#### Requirements
Reproduce the listing exactly and skip over any pictures.

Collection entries

=-=-=-=-=

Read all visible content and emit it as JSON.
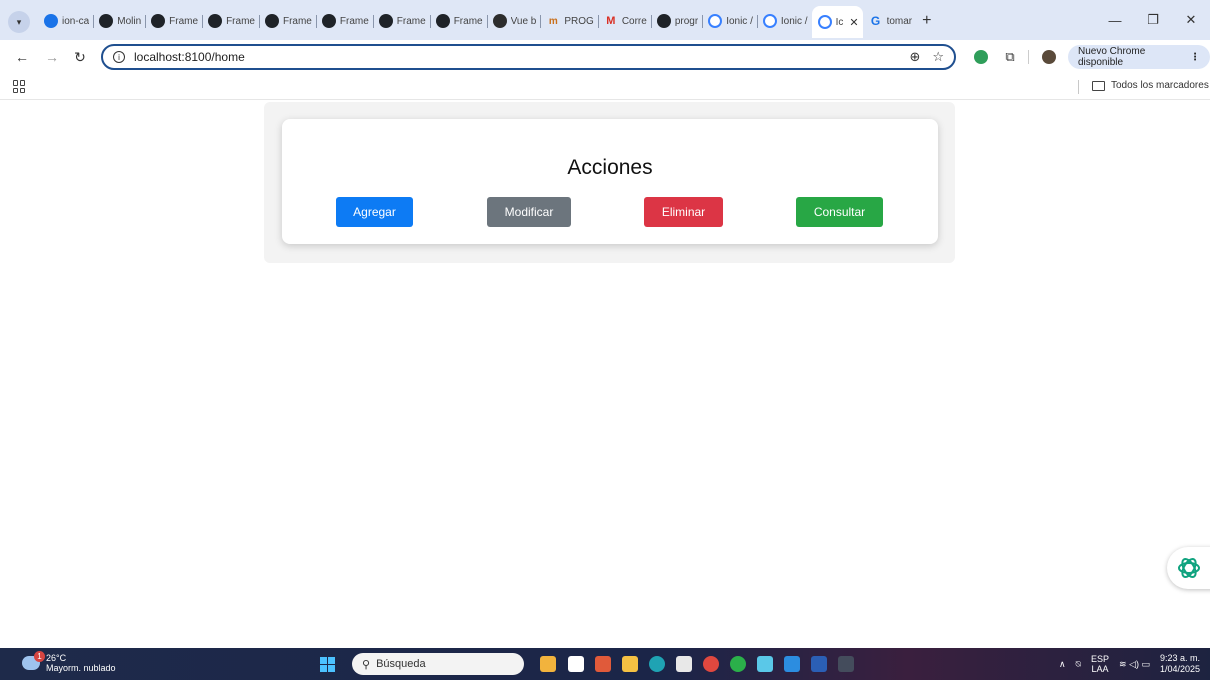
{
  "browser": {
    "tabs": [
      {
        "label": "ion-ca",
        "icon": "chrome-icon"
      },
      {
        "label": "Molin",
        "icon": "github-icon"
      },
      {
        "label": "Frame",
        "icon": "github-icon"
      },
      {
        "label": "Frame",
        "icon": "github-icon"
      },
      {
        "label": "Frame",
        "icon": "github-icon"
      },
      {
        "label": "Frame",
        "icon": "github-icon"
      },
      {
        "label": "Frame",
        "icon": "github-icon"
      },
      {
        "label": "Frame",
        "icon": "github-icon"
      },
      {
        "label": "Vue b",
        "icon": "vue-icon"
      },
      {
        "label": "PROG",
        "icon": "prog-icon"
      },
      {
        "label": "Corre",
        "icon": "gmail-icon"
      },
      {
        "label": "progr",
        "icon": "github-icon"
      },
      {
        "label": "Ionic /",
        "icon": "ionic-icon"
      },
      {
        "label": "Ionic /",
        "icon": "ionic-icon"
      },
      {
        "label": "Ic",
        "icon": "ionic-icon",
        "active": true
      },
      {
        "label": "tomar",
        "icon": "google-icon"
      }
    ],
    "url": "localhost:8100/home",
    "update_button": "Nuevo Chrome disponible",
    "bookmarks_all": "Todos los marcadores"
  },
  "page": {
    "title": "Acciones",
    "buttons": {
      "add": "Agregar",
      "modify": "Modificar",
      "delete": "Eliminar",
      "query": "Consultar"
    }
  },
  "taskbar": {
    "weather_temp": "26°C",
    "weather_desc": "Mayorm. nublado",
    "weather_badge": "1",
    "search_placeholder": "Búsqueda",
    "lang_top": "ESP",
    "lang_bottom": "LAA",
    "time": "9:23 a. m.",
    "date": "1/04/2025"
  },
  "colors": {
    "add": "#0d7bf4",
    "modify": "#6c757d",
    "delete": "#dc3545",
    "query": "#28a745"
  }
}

=-=-=-=-=

#### Correct output
Read all visible content and emit it as JSON.
{
  "browser": {
    "tabs": [
      {
        "label": "ion-ca",
        "icon": "chrome-icon"
      },
      {
        "label": "Molin",
        "icon": "github-icon"
      },
      {
        "label": "Frame",
        "icon": "github-icon"
      },
      {
        "label": "Frame",
        "icon": "github-icon"
      },
      {
        "label": "Frame",
        "icon": "github-icon"
      },
      {
        "label": "Frame",
        "icon": "github-icon"
      },
      {
        "label": "Frame",
        "icon": "github-icon"
      },
      {
        "label": "Frame",
        "icon": "github-icon"
      },
      {
        "label": "Vue b",
        "icon": "vue-icon"
      },
      {
        "label": "PROG",
        "icon": "prog-icon"
      },
      {
        "label": "Corre",
        "icon": "gmail-icon"
      },
      {
        "label": "progr",
        "icon": "github-icon"
      },
      {
        "label": "Ionic /",
        "icon": "ionic-icon"
      },
      {
        "label": "Ionic /",
        "icon": "ionic-icon"
      },
      {
        "label": "Ic",
        "icon": "ionic-icon",
        "active": true
      },
      {
        "label": "tomar",
        "icon": "google-icon"
      }
    ],
    "url": "localhost:8100/home",
    "update_button": "Nuevo Chrome disponible",
    "bookmarks_all": "Todos los marcadores"
  },
  "page": {
    "title": "Acciones",
    "buttons": {
      "add": "Agregar",
      "modify": "Modificar",
      "delete": "Eliminar",
      "query": "Consultar"
    }
  },
  "taskbar": {
    "weather_temp": "26°C",
    "weather_desc": "Mayorm. nublado",
    "weather_badge": "1",
    "search_placeholder": "Búsqueda",
    "lang_top": "ESP",
    "lang_bottom": "LAA",
    "time": "9:23 a. m.",
    "date": "1/04/2025"
  },
  "colors": {
    "add": "#0d7bf4",
    "modify": "#6c757d",
    "delete": "#dc3545",
    "query": "#28a745"
  }
}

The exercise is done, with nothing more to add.